→ TASK GOAL:
Write out everything from the start of the records down to the line containing "y-tick-label: -9 (26, 320, 37, 333)", with that line included. Keep each line unchanged.

Spatial layout entries:
_ _ _ _ _

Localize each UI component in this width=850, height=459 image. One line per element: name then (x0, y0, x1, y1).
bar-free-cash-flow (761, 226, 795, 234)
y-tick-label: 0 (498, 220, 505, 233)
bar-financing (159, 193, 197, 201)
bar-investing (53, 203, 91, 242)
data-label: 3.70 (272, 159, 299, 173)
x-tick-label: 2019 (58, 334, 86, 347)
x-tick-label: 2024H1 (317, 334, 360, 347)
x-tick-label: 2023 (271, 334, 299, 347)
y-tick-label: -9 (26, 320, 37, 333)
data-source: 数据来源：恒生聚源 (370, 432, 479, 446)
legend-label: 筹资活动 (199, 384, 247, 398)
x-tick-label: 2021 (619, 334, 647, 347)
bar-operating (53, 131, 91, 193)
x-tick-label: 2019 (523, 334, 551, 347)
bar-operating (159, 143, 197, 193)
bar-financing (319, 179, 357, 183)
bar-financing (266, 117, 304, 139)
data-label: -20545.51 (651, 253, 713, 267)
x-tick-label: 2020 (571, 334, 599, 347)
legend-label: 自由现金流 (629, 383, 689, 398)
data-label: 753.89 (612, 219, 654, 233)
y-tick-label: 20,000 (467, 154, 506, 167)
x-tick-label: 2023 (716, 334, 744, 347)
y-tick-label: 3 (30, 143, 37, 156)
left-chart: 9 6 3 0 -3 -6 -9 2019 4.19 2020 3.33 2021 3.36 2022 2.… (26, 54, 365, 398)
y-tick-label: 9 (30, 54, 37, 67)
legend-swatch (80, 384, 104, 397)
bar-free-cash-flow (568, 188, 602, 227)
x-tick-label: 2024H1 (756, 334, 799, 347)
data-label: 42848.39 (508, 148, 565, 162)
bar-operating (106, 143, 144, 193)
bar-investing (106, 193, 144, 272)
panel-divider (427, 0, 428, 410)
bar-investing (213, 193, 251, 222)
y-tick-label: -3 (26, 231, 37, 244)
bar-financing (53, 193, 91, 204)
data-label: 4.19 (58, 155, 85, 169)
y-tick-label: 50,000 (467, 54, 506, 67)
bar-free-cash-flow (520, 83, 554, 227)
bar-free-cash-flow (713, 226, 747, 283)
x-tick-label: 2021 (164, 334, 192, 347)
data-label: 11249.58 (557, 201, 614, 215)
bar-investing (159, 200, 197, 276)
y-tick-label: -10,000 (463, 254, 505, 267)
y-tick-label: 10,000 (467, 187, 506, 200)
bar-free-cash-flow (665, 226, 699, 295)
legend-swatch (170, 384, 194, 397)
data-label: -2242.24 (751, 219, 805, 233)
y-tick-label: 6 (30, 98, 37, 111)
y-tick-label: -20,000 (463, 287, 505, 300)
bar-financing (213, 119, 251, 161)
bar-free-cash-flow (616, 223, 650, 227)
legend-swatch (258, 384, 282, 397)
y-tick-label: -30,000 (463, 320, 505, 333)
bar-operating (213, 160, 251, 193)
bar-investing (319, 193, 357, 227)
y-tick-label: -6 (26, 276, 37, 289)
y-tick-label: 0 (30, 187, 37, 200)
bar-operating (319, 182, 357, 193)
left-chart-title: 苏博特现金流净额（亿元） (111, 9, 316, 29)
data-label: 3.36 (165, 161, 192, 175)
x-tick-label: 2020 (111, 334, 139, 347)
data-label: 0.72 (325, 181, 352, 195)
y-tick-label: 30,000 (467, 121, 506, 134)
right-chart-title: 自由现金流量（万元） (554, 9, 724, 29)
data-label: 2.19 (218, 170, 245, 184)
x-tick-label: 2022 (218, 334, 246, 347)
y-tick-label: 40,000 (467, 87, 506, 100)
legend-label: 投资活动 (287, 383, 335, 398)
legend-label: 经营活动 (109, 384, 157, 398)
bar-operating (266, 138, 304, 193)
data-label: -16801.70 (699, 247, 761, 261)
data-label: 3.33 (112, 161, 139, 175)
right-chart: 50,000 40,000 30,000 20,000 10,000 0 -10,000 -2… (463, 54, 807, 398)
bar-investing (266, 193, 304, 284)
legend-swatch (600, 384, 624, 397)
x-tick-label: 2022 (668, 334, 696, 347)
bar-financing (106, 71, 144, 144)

_ _ _ _ _

→ EXPECTED OUTPUT:
Localize each UI component in this width=850, height=459 image. One line per element: name then (x0, y0, x1, y1).
bar-free-cash-flow (761, 226, 795, 234)
y-tick-label: 0 (498, 220, 505, 233)
bar-financing (159, 193, 197, 201)
bar-investing (53, 203, 91, 242)
data-label: 3.70 (272, 159, 299, 173)
x-tick-label: 2019 (58, 334, 86, 347)
x-tick-label: 2024H1 (317, 334, 360, 347)
x-tick-label: 2023 (271, 334, 299, 347)
y-tick-label: -9 (26, 320, 37, 333)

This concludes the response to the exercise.